## Input material
● ● ● ● ●

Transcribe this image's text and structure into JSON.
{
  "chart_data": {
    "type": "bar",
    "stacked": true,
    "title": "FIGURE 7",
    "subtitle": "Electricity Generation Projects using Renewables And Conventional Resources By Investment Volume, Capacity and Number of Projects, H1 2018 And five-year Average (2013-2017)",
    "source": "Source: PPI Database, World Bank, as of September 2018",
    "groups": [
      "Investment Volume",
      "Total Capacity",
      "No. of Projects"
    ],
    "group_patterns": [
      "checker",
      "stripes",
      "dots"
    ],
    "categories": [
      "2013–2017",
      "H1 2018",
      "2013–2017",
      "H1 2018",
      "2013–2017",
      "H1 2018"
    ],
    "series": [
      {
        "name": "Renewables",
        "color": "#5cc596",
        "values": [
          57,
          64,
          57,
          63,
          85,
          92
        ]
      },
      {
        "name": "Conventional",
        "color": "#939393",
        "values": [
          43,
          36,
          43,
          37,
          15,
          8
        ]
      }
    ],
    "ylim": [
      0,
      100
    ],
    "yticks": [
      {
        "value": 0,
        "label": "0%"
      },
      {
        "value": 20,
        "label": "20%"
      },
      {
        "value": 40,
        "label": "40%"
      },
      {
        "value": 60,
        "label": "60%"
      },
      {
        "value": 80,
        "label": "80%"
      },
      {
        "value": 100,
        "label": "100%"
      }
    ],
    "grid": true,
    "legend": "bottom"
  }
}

● ● ● ● ●

## Request
Exactly as written, please output every entry.

## Task response
Transcribe this image's text and structure into JSON.
{
  "chart_data": {
    "type": "bar",
    "stacked": true,
    "title": "FIGURE 7",
    "subtitle": "Electricity Generation Projects using Renewables And Conventional Resources By Investment Volume, Capacity and Number of Projects, H1 2018 And five-year Average (2013-2017)",
    "source": "Source: PPI Database, World Bank, as of September 2018",
    "groups": [
      "Investment Volume",
      "Total Capacity",
      "No. of Projects"
    ],
    "group_patterns": [
      "checker",
      "stripes",
      "dots"
    ],
    "categories": [
      "2013–2017",
      "H1 2018",
      "2013–2017",
      "H1 2018",
      "2013–2017",
      "H1 2018"
    ],
    "series": [
      {
        "name": "Renewables",
        "color": "#5cc596",
        "values": [
          57,
          64,
          57,
          63,
          85,
          92
        ]
      },
      {
        "name": "Conventional",
        "color": "#939393",
        "values": [
          43,
          36,
          43,
          37,
          15,
          8
        ]
      }
    ],
    "ylim": [
      0,
      100
    ],
    "yticks": [
      {
        "value": 0,
        "label": "0%"
      },
      {
        "value": 20,
        "label": "20%"
      },
      {
        "value": 40,
        "label": "40%"
      },
      {
        "value": 60,
        "label": "60%"
      },
      {
        "value": 80,
        "label": "80%"
      },
      {
        "value": 100,
        "label": "100%"
      }
    ],
    "grid": true,
    "legend": "bottom"
  }
}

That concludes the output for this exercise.